§ **Exercise description**: Copy out the data below verbatim, from its very first line through the line containing "data-label: 0.950 <box>2353 1196", including both of those lines.

— BEGIN Provided information —

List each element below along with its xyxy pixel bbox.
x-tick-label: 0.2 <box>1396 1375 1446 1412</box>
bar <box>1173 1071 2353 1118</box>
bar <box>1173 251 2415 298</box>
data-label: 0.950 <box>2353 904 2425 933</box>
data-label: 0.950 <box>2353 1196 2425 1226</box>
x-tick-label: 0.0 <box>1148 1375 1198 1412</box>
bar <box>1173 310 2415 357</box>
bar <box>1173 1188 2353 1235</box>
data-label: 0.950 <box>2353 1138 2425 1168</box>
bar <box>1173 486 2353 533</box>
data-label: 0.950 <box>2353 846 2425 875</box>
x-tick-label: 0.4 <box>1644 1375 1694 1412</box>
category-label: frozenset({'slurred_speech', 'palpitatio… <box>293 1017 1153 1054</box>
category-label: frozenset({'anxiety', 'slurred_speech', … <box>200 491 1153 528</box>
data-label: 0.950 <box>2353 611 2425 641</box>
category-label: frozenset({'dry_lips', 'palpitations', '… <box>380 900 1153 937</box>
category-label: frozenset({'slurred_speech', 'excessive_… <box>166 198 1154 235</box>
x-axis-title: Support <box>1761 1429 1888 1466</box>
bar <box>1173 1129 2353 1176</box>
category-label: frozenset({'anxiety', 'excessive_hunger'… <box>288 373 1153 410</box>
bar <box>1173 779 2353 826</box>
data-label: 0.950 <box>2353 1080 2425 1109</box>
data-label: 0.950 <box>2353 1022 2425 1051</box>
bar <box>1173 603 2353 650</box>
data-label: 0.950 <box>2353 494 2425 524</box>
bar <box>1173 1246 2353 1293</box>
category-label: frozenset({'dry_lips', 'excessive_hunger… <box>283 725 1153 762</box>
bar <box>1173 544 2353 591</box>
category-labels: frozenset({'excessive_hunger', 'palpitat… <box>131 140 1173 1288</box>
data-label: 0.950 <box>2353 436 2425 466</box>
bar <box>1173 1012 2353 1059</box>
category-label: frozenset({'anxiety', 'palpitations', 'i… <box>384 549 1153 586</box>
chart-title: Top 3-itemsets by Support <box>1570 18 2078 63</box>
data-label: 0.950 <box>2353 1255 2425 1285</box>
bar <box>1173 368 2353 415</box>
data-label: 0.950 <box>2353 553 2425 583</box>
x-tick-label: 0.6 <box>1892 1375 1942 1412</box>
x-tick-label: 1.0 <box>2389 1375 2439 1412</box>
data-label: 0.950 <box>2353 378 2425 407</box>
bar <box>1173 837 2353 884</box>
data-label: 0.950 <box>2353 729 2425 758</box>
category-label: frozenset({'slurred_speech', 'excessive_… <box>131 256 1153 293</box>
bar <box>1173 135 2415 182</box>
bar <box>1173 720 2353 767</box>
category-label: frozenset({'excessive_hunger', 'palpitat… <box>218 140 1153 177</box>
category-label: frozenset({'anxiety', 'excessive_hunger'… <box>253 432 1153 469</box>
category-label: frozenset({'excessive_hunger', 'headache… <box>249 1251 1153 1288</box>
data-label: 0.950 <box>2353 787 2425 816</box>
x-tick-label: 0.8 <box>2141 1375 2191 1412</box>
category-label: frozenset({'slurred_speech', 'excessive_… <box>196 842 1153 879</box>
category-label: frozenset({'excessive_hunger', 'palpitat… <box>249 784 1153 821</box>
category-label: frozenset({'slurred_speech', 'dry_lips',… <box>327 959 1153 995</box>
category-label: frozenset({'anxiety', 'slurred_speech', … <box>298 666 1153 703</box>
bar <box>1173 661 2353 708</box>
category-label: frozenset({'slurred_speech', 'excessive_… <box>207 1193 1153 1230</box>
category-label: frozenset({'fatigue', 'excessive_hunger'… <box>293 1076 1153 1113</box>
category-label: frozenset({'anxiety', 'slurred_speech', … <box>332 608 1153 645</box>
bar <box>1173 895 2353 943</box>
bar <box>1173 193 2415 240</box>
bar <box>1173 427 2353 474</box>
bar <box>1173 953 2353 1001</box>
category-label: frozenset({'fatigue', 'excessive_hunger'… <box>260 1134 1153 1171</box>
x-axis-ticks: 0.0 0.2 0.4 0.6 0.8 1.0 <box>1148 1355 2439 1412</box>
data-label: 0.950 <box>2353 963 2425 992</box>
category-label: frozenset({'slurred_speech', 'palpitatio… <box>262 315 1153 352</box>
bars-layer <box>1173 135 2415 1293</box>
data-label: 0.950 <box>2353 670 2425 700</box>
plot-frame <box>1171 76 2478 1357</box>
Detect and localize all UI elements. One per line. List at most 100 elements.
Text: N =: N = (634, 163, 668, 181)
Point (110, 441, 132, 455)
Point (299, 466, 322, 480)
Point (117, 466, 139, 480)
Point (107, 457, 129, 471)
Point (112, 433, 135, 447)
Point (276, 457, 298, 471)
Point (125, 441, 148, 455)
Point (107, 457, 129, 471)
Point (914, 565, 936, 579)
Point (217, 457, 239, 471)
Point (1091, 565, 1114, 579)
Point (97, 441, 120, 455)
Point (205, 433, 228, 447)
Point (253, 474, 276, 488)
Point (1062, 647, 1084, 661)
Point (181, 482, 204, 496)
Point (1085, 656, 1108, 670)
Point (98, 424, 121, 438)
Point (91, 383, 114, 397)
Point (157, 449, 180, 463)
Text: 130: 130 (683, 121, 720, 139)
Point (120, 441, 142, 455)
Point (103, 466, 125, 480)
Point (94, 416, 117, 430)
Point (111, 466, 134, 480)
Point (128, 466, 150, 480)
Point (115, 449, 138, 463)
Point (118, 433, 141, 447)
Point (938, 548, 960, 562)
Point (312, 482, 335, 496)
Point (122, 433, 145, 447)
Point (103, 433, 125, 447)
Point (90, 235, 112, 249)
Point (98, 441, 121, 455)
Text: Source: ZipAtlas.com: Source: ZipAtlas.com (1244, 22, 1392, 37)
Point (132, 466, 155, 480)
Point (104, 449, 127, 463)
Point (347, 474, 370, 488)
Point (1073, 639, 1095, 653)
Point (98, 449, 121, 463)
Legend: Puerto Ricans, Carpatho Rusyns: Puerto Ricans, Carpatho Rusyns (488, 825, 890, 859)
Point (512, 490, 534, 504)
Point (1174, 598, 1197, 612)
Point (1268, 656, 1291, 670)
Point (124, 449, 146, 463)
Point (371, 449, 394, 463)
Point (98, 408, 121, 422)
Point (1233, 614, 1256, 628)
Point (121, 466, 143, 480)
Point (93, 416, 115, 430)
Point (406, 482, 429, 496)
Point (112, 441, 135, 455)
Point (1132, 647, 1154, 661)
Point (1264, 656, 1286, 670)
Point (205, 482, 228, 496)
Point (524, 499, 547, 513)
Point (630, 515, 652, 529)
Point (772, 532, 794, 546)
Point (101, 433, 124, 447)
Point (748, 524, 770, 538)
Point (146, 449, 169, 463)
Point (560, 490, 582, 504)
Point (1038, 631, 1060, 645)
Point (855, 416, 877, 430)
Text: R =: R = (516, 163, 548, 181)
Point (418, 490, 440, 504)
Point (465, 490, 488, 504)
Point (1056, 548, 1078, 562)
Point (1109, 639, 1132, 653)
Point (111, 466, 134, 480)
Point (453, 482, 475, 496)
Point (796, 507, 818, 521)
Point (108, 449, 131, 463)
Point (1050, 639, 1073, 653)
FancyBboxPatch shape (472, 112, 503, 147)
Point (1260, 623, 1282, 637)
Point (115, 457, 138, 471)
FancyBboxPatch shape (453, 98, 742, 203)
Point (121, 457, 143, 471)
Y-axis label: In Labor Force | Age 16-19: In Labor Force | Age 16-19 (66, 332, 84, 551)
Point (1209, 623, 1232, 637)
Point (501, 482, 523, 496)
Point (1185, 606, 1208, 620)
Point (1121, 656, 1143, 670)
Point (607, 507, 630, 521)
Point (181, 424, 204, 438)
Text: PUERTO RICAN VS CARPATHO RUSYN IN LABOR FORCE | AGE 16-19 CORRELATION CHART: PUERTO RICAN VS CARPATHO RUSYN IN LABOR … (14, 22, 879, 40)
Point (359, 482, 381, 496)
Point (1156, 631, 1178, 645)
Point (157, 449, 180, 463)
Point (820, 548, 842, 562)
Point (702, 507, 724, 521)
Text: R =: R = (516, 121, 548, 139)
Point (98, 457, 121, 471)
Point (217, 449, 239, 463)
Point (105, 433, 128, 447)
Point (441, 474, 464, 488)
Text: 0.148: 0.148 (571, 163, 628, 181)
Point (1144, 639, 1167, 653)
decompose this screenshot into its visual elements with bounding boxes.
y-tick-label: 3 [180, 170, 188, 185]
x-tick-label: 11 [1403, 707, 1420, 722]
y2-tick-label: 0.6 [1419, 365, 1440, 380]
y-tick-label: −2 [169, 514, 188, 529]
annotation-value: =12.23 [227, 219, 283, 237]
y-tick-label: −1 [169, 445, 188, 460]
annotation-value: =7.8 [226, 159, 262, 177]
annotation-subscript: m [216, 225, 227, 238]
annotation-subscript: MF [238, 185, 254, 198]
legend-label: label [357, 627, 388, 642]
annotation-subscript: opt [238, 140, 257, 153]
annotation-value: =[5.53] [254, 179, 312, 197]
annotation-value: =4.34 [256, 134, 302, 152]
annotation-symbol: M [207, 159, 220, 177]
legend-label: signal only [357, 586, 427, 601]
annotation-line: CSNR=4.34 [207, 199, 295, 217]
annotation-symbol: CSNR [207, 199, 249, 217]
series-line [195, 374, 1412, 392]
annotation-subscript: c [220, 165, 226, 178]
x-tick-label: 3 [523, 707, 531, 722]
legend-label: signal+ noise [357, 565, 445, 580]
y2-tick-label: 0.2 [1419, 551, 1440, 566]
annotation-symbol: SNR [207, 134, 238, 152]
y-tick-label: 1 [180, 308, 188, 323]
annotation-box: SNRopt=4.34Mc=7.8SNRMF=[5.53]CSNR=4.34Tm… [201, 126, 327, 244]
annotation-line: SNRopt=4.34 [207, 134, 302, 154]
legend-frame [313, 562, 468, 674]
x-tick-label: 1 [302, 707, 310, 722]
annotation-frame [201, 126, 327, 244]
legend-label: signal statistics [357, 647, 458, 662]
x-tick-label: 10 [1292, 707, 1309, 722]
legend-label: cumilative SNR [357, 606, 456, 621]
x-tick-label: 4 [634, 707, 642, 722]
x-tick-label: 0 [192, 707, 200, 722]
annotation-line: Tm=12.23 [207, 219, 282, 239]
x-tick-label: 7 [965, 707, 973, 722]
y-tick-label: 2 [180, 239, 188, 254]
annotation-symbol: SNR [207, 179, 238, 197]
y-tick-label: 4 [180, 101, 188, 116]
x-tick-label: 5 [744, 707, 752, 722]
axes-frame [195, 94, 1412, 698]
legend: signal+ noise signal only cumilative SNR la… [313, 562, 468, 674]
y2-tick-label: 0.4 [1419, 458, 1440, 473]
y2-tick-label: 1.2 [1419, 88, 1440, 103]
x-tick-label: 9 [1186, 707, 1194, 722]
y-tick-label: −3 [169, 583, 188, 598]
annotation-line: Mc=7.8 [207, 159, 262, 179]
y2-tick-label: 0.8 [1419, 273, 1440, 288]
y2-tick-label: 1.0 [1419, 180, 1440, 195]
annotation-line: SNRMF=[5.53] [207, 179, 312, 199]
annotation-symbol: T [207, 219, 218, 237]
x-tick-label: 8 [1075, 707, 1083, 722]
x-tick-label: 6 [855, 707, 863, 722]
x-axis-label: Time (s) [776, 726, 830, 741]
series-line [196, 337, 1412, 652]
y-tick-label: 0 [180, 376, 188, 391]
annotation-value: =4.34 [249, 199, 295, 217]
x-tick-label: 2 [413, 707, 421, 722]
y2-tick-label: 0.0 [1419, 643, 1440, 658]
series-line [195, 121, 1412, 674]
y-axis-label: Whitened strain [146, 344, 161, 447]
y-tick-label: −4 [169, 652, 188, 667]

— END Provided information —

§ **Full solution**:
List each element below along with its xyxy pixel bbox.
x-tick-label: 0.2 <box>1396 1375 1446 1412</box>
bar <box>1173 1071 2353 1118</box>
bar <box>1173 251 2415 298</box>
data-label: 0.950 <box>2353 904 2425 933</box>
data-label: 0.950 <box>2353 1196 2425 1226</box>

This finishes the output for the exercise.